Count the lines in the records below that contain the word "phone", and give only that number.

— start of LISTING —

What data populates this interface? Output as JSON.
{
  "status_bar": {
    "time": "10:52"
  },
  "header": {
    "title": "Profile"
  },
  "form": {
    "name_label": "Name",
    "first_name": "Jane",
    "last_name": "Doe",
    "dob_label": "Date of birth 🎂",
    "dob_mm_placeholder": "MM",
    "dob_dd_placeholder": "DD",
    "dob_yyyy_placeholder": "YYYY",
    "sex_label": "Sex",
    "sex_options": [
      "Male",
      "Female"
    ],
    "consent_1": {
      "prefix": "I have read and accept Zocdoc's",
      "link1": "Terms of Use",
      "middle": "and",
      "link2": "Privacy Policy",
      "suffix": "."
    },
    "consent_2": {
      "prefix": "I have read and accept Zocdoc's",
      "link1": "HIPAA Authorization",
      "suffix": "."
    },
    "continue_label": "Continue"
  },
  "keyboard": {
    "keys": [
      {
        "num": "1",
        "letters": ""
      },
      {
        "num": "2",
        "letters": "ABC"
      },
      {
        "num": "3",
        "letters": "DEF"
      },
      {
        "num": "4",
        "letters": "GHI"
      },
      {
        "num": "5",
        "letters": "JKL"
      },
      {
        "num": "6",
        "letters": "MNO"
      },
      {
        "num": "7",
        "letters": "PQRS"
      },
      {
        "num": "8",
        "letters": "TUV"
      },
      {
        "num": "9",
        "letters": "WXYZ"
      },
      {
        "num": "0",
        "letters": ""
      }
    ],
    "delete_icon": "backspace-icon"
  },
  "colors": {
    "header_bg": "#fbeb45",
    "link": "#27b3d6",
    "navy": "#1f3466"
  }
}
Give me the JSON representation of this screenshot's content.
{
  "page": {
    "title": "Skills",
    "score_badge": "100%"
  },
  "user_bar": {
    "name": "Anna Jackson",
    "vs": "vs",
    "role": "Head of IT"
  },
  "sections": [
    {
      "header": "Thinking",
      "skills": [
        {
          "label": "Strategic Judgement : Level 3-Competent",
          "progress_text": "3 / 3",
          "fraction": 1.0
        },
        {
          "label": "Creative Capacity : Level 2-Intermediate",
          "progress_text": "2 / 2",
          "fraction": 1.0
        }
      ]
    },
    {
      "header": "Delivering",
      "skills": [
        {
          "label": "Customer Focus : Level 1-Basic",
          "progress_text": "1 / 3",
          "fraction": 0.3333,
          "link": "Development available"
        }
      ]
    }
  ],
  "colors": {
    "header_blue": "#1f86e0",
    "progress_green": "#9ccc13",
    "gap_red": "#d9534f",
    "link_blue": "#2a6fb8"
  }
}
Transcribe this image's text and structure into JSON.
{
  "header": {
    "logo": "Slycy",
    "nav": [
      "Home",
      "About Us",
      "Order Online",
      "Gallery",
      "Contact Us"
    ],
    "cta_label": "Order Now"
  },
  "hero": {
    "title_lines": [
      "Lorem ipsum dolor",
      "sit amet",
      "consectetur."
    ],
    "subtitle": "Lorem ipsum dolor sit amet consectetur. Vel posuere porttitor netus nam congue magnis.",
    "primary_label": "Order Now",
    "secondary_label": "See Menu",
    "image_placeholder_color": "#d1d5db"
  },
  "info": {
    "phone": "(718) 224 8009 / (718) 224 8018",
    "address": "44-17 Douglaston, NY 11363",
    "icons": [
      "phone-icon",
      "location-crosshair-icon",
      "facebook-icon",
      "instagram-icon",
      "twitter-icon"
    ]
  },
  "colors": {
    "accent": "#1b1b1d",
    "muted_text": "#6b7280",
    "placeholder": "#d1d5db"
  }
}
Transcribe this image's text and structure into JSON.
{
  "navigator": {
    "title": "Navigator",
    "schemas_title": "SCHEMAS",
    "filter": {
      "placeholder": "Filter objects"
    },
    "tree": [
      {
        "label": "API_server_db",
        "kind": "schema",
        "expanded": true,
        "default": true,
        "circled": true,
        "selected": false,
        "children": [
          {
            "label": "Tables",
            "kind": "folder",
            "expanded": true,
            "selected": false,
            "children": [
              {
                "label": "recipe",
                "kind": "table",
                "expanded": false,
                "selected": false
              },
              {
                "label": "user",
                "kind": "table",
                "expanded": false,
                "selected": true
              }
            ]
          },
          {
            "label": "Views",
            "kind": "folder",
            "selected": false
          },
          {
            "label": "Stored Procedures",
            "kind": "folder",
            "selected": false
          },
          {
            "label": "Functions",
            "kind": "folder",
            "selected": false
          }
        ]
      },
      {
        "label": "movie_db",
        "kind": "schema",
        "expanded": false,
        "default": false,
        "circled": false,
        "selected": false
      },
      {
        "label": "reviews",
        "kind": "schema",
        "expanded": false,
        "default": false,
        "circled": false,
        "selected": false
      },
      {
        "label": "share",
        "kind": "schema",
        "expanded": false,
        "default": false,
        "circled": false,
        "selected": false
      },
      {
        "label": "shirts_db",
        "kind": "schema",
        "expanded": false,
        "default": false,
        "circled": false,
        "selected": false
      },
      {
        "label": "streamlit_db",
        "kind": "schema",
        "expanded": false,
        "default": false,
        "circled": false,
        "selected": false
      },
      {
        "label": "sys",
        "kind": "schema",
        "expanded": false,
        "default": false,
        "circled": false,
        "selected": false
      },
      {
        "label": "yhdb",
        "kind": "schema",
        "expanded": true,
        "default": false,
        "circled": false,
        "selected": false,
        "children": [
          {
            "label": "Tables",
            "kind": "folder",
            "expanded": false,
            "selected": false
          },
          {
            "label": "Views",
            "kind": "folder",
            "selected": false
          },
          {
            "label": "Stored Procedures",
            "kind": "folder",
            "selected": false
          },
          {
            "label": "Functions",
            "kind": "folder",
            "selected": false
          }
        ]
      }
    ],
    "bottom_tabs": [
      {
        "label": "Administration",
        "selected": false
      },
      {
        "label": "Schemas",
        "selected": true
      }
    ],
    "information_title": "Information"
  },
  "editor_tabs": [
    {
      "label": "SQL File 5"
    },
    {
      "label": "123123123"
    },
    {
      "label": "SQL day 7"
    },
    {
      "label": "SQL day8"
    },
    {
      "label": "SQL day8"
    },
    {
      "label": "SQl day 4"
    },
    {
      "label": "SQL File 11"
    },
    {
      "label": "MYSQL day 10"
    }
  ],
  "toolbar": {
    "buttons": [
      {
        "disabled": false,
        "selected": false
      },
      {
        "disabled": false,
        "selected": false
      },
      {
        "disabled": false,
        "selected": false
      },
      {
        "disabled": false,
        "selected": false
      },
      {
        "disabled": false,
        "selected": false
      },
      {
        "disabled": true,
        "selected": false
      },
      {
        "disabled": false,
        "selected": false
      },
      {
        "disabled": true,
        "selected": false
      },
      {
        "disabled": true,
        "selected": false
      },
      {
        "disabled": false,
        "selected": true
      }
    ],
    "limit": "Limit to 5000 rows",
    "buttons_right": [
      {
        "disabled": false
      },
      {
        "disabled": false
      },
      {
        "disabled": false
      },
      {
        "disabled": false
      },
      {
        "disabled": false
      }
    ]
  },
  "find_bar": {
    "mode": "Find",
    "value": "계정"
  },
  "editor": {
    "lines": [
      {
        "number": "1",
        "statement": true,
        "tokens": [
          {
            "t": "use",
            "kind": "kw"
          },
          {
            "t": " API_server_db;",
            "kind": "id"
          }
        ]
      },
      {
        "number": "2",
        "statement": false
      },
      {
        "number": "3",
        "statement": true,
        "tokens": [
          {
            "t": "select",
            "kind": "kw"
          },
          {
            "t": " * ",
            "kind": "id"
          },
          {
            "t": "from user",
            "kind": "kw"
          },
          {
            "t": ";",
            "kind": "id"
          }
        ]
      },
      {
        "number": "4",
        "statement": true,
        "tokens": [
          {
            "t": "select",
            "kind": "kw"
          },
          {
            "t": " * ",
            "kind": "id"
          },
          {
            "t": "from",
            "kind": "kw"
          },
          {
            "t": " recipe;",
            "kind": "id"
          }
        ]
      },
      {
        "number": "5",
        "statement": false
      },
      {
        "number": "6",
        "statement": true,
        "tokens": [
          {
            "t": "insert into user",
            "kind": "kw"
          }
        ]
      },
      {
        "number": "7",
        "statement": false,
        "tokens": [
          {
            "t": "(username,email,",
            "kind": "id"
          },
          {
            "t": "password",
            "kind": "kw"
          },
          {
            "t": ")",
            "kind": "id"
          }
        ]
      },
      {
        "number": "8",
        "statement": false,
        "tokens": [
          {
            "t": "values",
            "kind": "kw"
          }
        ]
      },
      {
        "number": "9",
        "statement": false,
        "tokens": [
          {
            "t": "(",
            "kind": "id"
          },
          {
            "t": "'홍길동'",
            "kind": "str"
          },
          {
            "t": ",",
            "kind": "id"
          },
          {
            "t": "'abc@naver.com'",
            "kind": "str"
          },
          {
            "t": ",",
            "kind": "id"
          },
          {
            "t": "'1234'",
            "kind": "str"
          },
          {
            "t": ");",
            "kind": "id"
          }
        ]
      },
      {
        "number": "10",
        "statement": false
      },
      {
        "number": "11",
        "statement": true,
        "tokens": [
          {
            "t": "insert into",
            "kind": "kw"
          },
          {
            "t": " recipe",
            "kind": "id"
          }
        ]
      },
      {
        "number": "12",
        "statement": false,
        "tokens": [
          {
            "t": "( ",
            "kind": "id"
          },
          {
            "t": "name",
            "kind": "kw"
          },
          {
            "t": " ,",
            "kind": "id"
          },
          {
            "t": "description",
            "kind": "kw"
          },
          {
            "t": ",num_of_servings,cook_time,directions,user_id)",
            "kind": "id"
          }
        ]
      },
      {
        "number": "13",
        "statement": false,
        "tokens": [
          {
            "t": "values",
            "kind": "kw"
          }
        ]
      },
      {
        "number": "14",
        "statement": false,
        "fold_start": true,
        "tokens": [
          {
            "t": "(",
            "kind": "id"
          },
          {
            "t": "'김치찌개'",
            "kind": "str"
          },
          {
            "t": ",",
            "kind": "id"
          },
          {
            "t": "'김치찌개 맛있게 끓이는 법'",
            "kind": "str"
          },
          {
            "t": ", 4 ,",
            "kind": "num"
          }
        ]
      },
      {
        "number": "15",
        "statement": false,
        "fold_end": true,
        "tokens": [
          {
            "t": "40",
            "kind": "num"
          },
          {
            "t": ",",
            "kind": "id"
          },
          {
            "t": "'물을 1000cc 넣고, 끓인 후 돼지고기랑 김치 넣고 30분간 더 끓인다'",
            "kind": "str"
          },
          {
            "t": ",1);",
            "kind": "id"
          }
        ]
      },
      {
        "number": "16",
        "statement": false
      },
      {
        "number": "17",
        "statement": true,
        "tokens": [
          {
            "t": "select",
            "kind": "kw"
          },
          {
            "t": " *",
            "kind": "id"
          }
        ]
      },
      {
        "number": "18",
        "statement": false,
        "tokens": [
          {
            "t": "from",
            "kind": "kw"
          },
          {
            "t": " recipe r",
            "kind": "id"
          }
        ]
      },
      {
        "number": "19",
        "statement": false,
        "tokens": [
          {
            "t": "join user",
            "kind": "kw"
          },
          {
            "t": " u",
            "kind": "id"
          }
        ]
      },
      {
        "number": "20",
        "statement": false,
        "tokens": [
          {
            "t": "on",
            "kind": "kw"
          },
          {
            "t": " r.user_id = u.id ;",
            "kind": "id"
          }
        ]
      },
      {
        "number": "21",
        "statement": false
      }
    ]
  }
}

— end of LISTING —

> [RESPONSE TO THIS TASK]:
2